Stated goal:
Transcribe each of the records below exactly, excluding all pictures.
--------------------------------
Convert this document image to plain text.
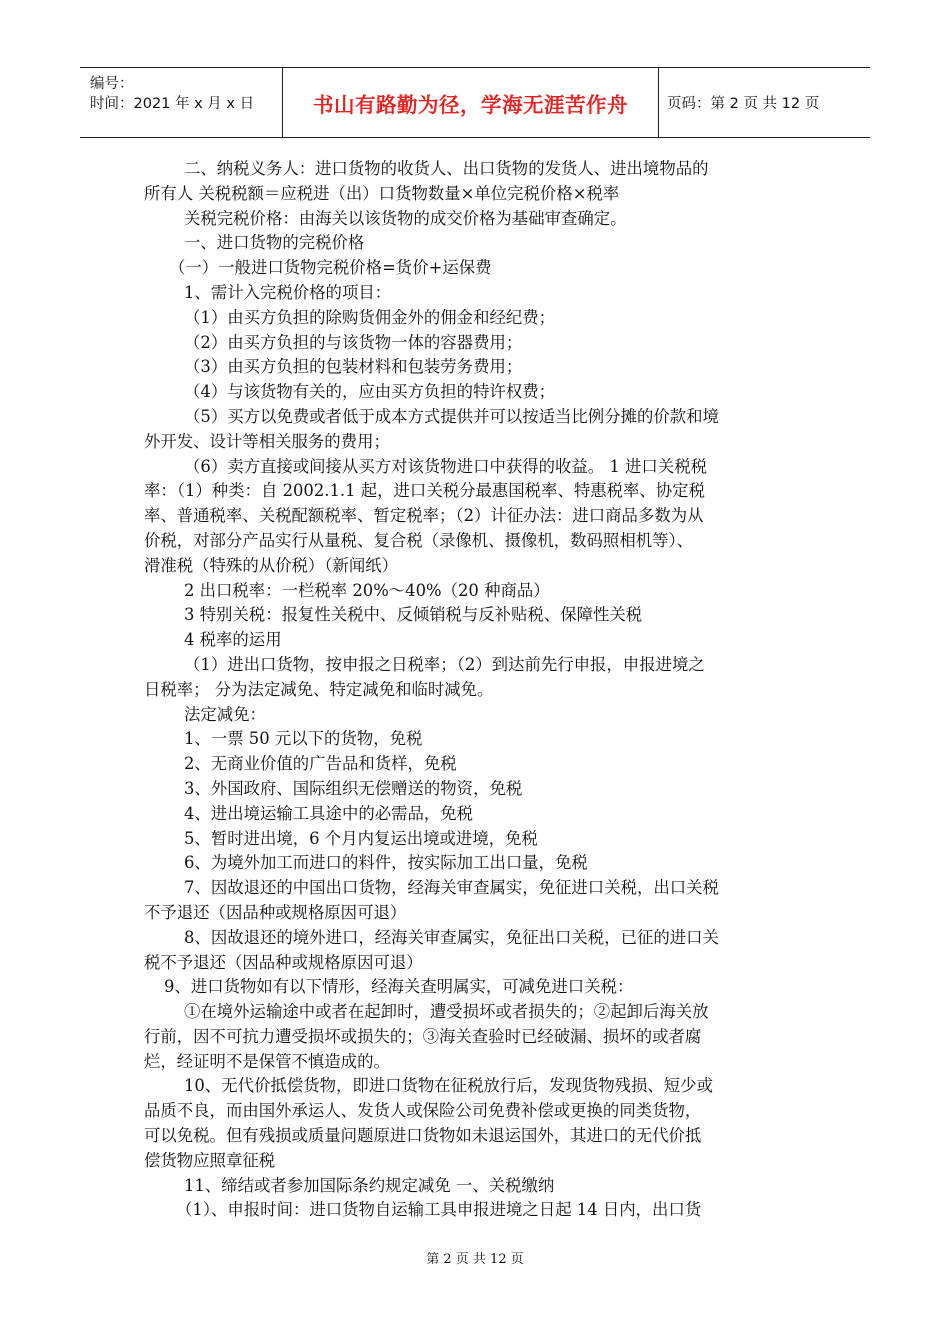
编号：
时间：2021 年 x 月 x 日	书山有路勤为径，学海无涯苦作舟	页码：第 2 页 共 12 页
二、纳税义务人：进口货物的收货人、出口货物的发货人、进出境物品的
所有人 关税税额＝应税进（出）口货物数量×单位完税价格×税率
关税完税价格：由海关以该货物的成交价格为基础审查确定。
一、进口货物的完税价格
（一）一般进口货物完税价格=货价+运保费
1、需计入完税价格的项目：
（1）由买方负担的除购货佣金外的佣金和经纪费；
（2）由买方负担的与该货物一体的容器费用；
（3）由买方负担的包装材料和包装劳务费用；
（4）与该货物有关的，应由买方负担的特许权费；
（5）买方以免费或者低于成本方式提供并可以按适当比例分摊的价款和境
外开发、设计等相关服务的费用；
（6）卖方直接或间接从买方对该货物进口中获得的收益。 1 进口关税税
率：（1）种类：自 2002.1.1 起，进口关税分最惠国税率、特惠税率、协定税
率、普通税率、关税配额税率、暂定税率；（2）计征办法：进口商品多数为从
价税，对部分产品实行从量税、复合税（录像机、摄像机，数码照相机等）、
滑准税（特殊的从价税）（新闻纸）
2 出口税率：一栏税率 20%～40%（20 种商品）
3 特别关税：报复性关税中、反倾销税与反补贴税、保障性关税
4 税率的运用
（1）进出口货物，按申报之日税率；（2）到达前先行申报，申报进境之
日税率； 分为法定减免、特定减免和临时减免。
法定减免：
1、一票 50 元以下的货物，免税
2、无商业价值的广告品和货样，免税
3、外国政府、国际组织无偿赠送的物资，免税
4、进出境运输工具途中的必需品，免税
5、暂时进出境，6 个月内复运出境或进境，免税
6、为境外加工而进口的料件，按实际加工出口量，免税
7、因故退还的中国出口货物，经海关审查属实，免征进口关税，出口关税
不予退还（因品种或规格原因可退）
8、因故退还的境外进口，经海关审查属实，免征出口关税，已征的进口关
税不予退还（因品种或规格原因可退）
9、进口货物如有以下情形，经海关查明属实，可减免进口关税：
①在境外运输途中或者在起卸时，遭受损坏或者损失的；②起卸后海关放
行前，因不可抗力遭受损坏或损失的；③海关查验时已经破漏、损坏的或者腐
烂，经证明不是保管不慎造成的。
10、无代价抵偿货物，即进口货物在征税放行后，发现货物残损、短少或
品质不良，而由国外承运人、发货人或保险公司免费补偿或更换的同类货物，
可以免税。但有残损或质量问题原进口货物如未退运国外，其进口的无代价抵
偿货物应照章征税
11、缔结或者参加国际条约规定减免 一、关税缴纳
（1）、申报时间：进口货物自运输工具申报进境之日起 14 日内，出口货
第 2 页 共 12 页
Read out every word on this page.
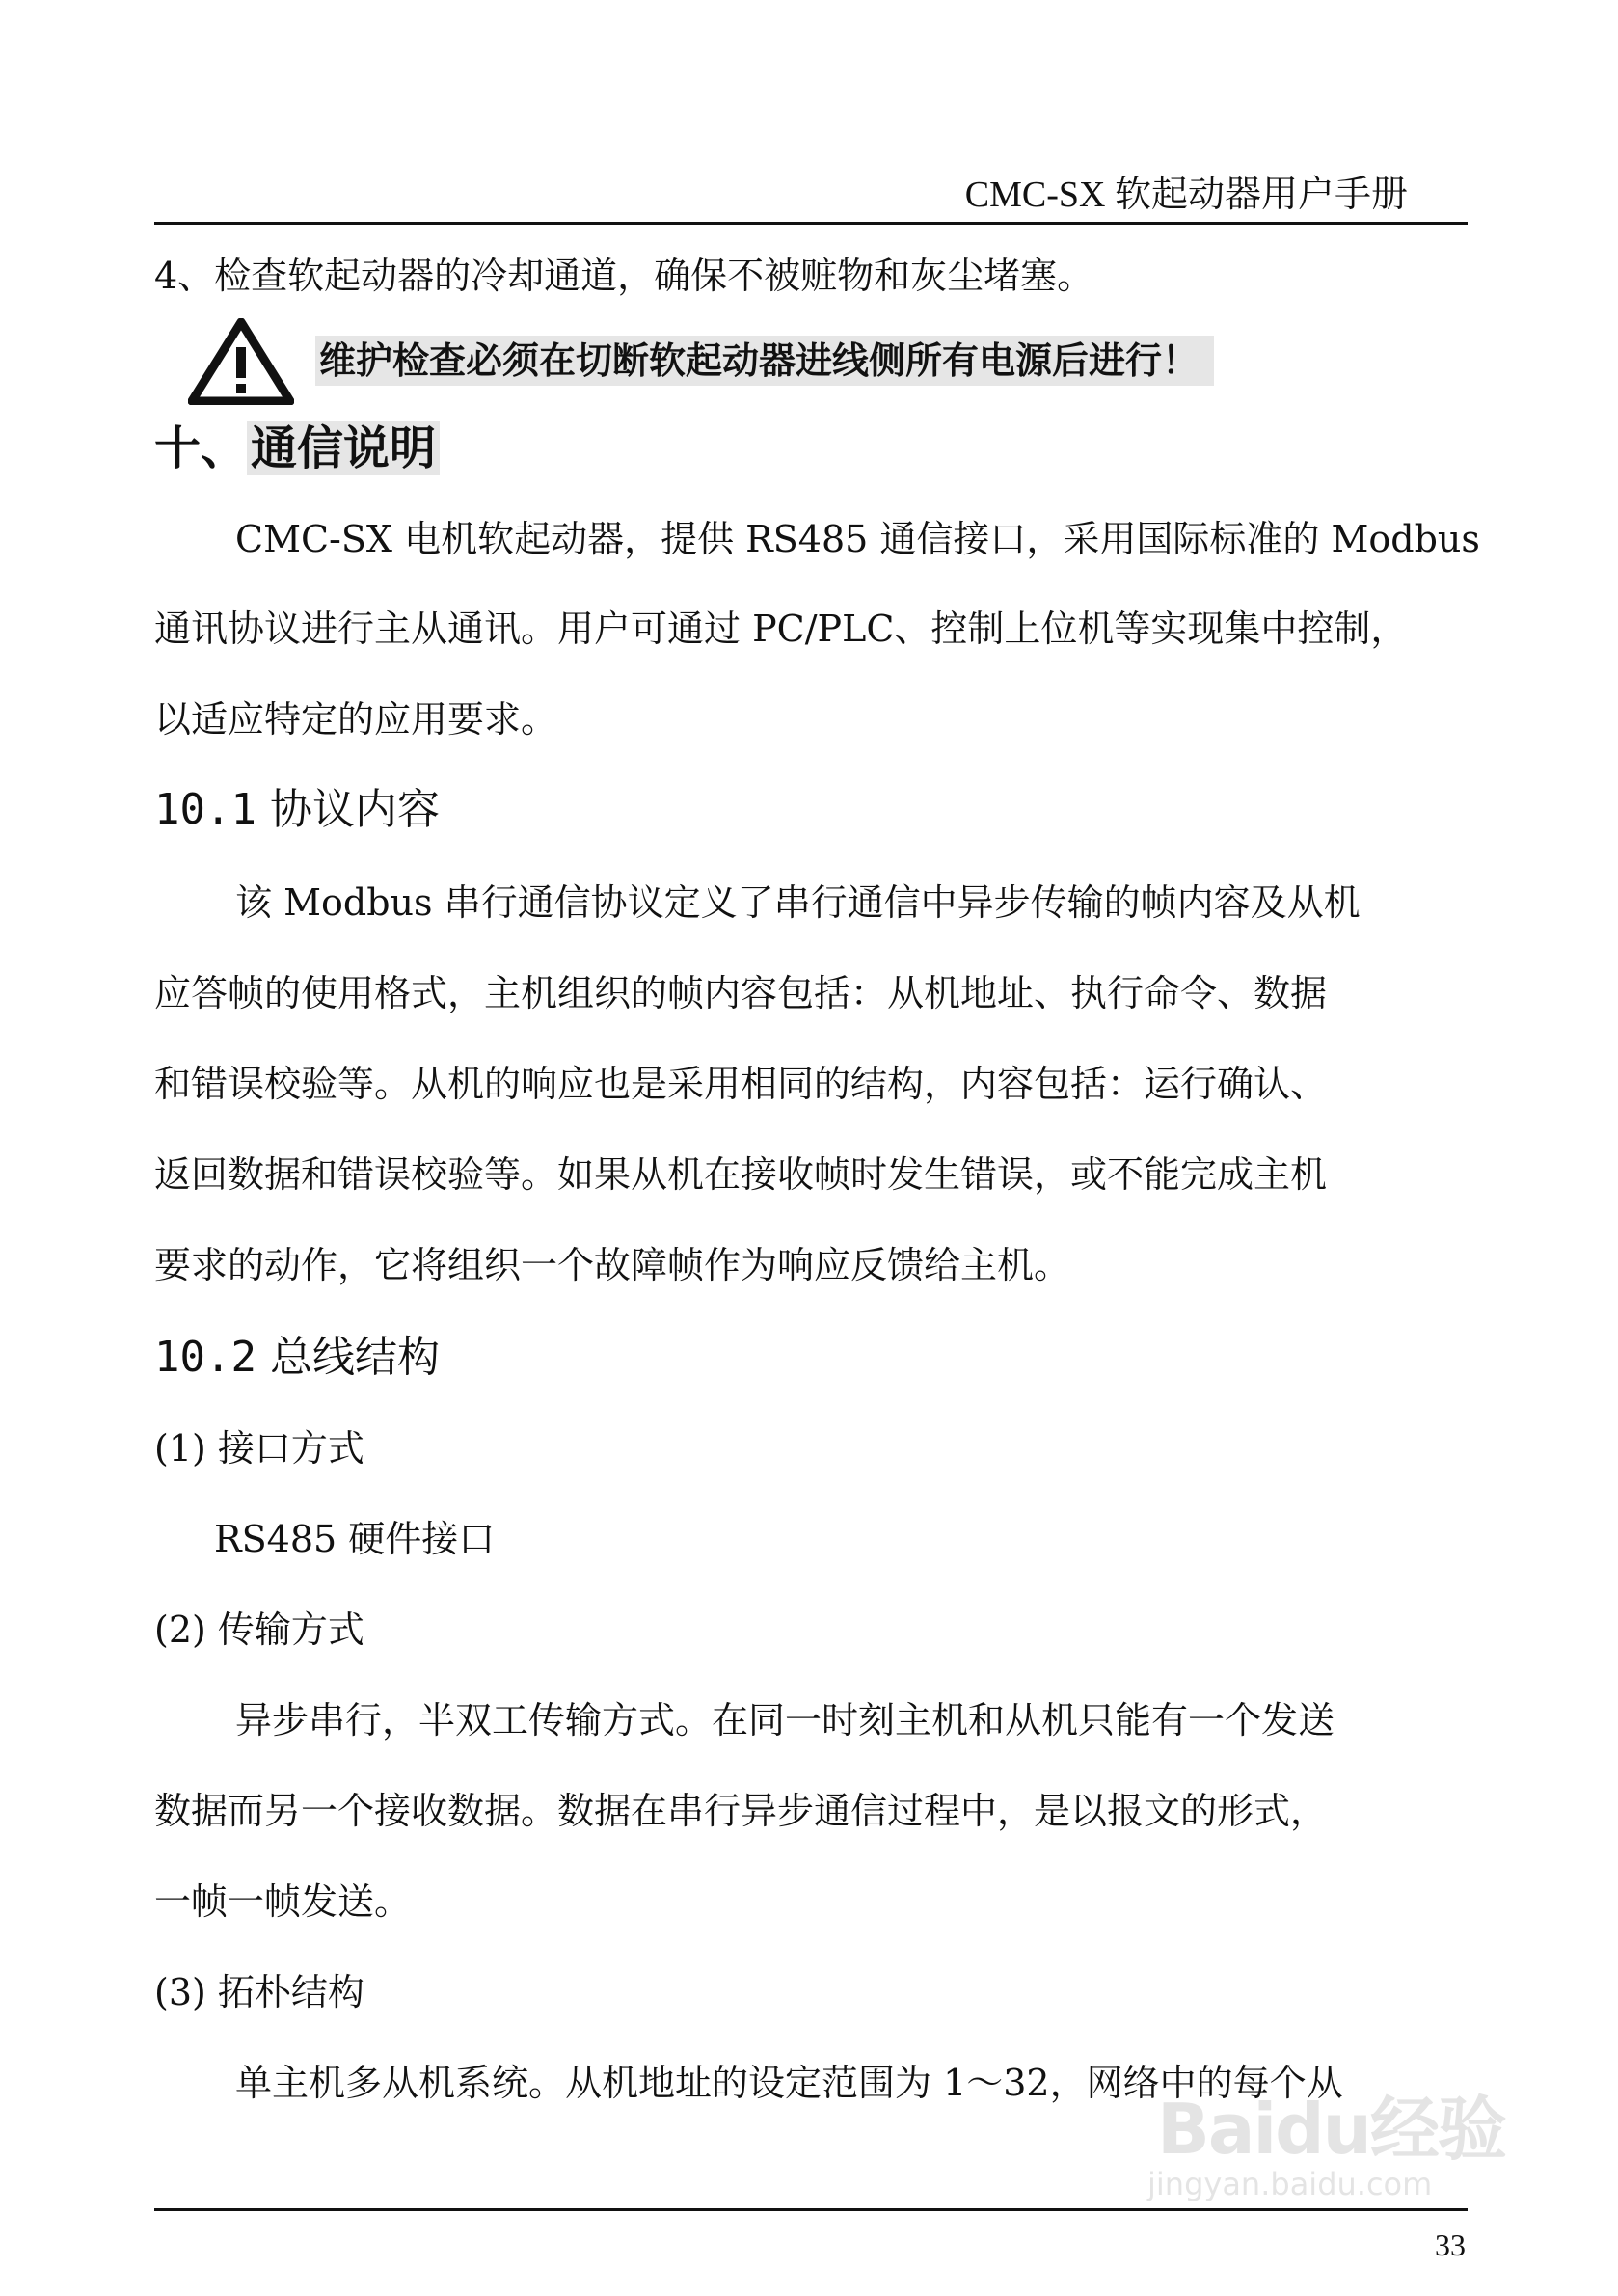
CMC-SX 软起动器用户手册
4、检查软起动器的冷却通道，确保不被赃物和灰尘堵塞。
维护检查必须在切断软起动器进线侧所有电源后进行！
十、通信说明
CMC-SX 电机软起动器，提供 RS485 通信接口，采用国际标准的 Modbus
通讯协议进行主从通讯。用户可通过 PC/PLC、控制上位机等实现集中控制，
以适应特定的应用要求。
10.1 协议内容
该 Modbus 串行通信协议定义了串行通信中异步传输的帧内容及从机
应答帧的使用格式，主机组织的帧内容包括：从机地址、执行命令、数据
和错误校验等。从机的响应也是采用相同的结构，内容包括：运行确认、
返回数据和错误校验等。如果从机在接收帧时发生错误，或不能完成主机
要求的动作，它将组织一个故障帧作为响应反馈给主机。
10.2 总线结构
(1) 接口方式
RS485 硬件接口
(2) 传输方式
异步串行，半双工传输方式。在同一时刻主机和从机只能有一个发送
数据而另一个接收数据。数据在串行异步通信过程中，是以报文的形式，
一帧一帧发送。
(3) 拓朴结构
单主机多从机系统。从机地址的设定范围为 1～32，网络中的每个从
Baidu经验
jingyan.baidu.com
33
--------------------------------
Output of the exercise:
Convert this document image to plain text.
编号：
时间：2021 年 x 月 x 日	书山有路勤为径，学海无涯苦作舟	页码：第 2 页 共 12 页
二、纳税义务人：进口货物的收货人、出口货物的发货人、进出境物品的
所有人 关税税额＝应税进（出）口货物数量×单位完税价格×税率
关税完税价格：由海关以该货物的成交价格为基础审查确定。
一、进口货物的完税价格
（一）一般进口货物完税价格=货价+运保费
1、需计入完税价格的项目：
（1）由买方负担的除购货佣金外的佣金和经纪费；
（2）由买方负担的与该货物一体的容器费用；
（3）由买方负担的包装材料和包装劳务费用；
（4）与该货物有关的，应由买方负担的特许权费；
（5）买方以免费或者低于成本方式提供并可以按适当比例分摊的价款和境
外开发、设计等相关服务的费用；
（6）卖方直接或间接从买方对该货物进口中获得的收益。 1 进口关税税
率：（1）种类：自 2002.1.1 起，进口关税分最惠国税率、特惠税率、协定税
率、普通税率、关税配额税率、暂定税率；（2）计征办法：进口商品多数为从
价税，对部分产品实行从量税、复合税（录像机、摄像机，数码照相机等）、
滑准税（特殊的从价税）（新闻纸）
2 出口税率：一栏税率 20%～40%（20 种商品）
3 特别关税：报复性关税中、反倾销税与反补贴税、保障性关税
4 税率的运用
（1）进出口货物，按申报之日税率；（2）到达前先行申报，申报进境之
日税率； 分为法定减免、特定减免和临时减免。
法定减免：
1、一票 50 元以下的货物，免税
2、无商业价值的广告品和货样，免税
3、外国政府、国际组织无偿赠送的物资，免税
4、进出境运输工具途中的必需品，免税
5、暂时进出境，6 个月内复运出境或进境，免税
6、为境外加工而进口的料件，按实际加工出口量，免税
7、因故退还的中国出口货物，经海关审查属实，免征进口关税，出口关税
不予退还（因品种或规格原因可退）
8、因故退还的境外进口，经海关审查属实，免征出口关税，已征的进口关
税不予退还（因品种或规格原因可退）
9、进口货物如有以下情形，经海关查明属实，可减免进口关税：
①在境外运输途中或者在起卸时，遭受损坏或者损失的；②起卸后海关放
行前，因不可抗力遭受损坏或损失的；③海关查验时已经破漏、损坏的或者腐
烂，经证明不是保管不慎造成的。
10、无代价抵偿货物，即进口货物在征税放行后，发现货物残损、短少或
品质不良，而由国外承运人、发货人或保险公司免费补偿或更换的同类货物，
可以免税。但有残损或质量问题原进口货物如未退运国外，其进口的无代价抵
偿货物应照章征税
11、缔结或者参加国际条约规定减免 一、关税缴纳
（1）、申报时间：进口货物自运输工具申报进境之日起 14 日内，出口货
第 2 页 共 12 页
Read out every word on this page.
CMC-SX 软起动器用户手册
4、检查软起动器的冷却通道，确保不被赃物和灰尘堵塞。
维护检查必须在切断软起动器进线侧所有电源后进行！
十、通信说明
CMC-SX 电机软起动器，提供 RS485 通信接口，采用国际标准的 Modbus
通讯协议进行主从通讯。用户可通过 PC/PLC、控制上位机等实现集中控制，
以适应特定的应用要求。
10.1 协议内容
该 Modbus 串行通信协议定义了串行通信中异步传输的帧内容及从机
应答帧的使用格式，主机组织的帧内容包括：从机地址、执行命令、数据
和错误校验等。从机的响应也是采用相同的结构，内容包括：运行确认、
返回数据和错误校验等。如果从机在接收帧时发生错误，或不能完成主机
要求的动作，它将组织一个故障帧作为响应反馈给主机。
10.2 总线结构
(1) 接口方式
RS485 硬件接口
(2) 传输方式
异步串行，半双工传输方式。在同一时刻主机和从机只能有一个发送
数据而另一个接收数据。数据在串行异步通信过程中，是以报文的形式，
一帧一帧发送。
(3) 拓朴结构
单主机多从机系统。从机地址的设定范围为 1～32，网络中的每个从
Baidu经验
jingyan.baidu.com
33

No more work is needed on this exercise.